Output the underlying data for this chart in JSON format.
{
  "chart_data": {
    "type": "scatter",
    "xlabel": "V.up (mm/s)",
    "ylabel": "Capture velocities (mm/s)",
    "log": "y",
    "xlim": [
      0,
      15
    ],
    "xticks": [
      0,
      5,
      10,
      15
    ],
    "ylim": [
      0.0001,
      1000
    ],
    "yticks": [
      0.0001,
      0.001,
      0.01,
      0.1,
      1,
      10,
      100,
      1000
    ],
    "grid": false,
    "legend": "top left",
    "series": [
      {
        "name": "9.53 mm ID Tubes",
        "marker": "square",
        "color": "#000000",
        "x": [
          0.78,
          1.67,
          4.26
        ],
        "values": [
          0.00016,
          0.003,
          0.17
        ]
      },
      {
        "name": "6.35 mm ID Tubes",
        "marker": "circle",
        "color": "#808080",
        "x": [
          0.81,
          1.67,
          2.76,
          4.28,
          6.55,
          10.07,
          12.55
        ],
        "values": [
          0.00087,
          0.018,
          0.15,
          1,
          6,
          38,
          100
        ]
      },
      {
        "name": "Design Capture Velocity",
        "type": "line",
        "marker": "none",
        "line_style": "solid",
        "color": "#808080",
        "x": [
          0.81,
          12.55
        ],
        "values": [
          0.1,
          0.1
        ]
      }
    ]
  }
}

════════

→ What you should do: Extract the whole listing, character for character.

→ Expected answer:
Output the underlying data for this chart in JSON format.
{
  "chart_data": {
    "type": "scatter",
    "xlabel": "V.up (mm/s)",
    "ylabel": "Capture velocities (mm/s)",
    "log": "y",
    "xlim": [
      0,
      15
    ],
    "xticks": [
      0,
      5,
      10,
      15
    ],
    "ylim": [
      0.0001,
      1000
    ],
    "yticks": [
      0.0001,
      0.001,
      0.01,
      0.1,
      1,
      10,
      100,
      1000
    ],
    "grid": false,
    "legend": "top left",
    "series": [
      {
        "name": "9.53 mm ID Tubes",
        "marker": "square",
        "color": "#000000",
        "x": [
          0.78,
          1.67,
          4.26
        ],
        "values": [
          0.00016,
          0.003,
          0.17
        ]
      },
      {
        "name": "6.35 mm ID Tubes",
        "marker": "circle",
        "color": "#808080",
        "x": [
          0.81,
          1.67,
          2.76,
          4.28,
          6.55,
          10.07,
          12.55
        ],
        "values": [
          0.00087,
          0.018,
          0.15,
          1,
          6,
          38,
          100
        ]
      },
      {
        "name": "Design Capture Velocity",
        "type": "line",
        "marker": "none",
        "line_style": "solid",
        "color": "#808080",
        "x": [
          0.81,
          12.55
        ],
        "values": [
          0.1,
          0.1
        ]
      }
    ]
  }
}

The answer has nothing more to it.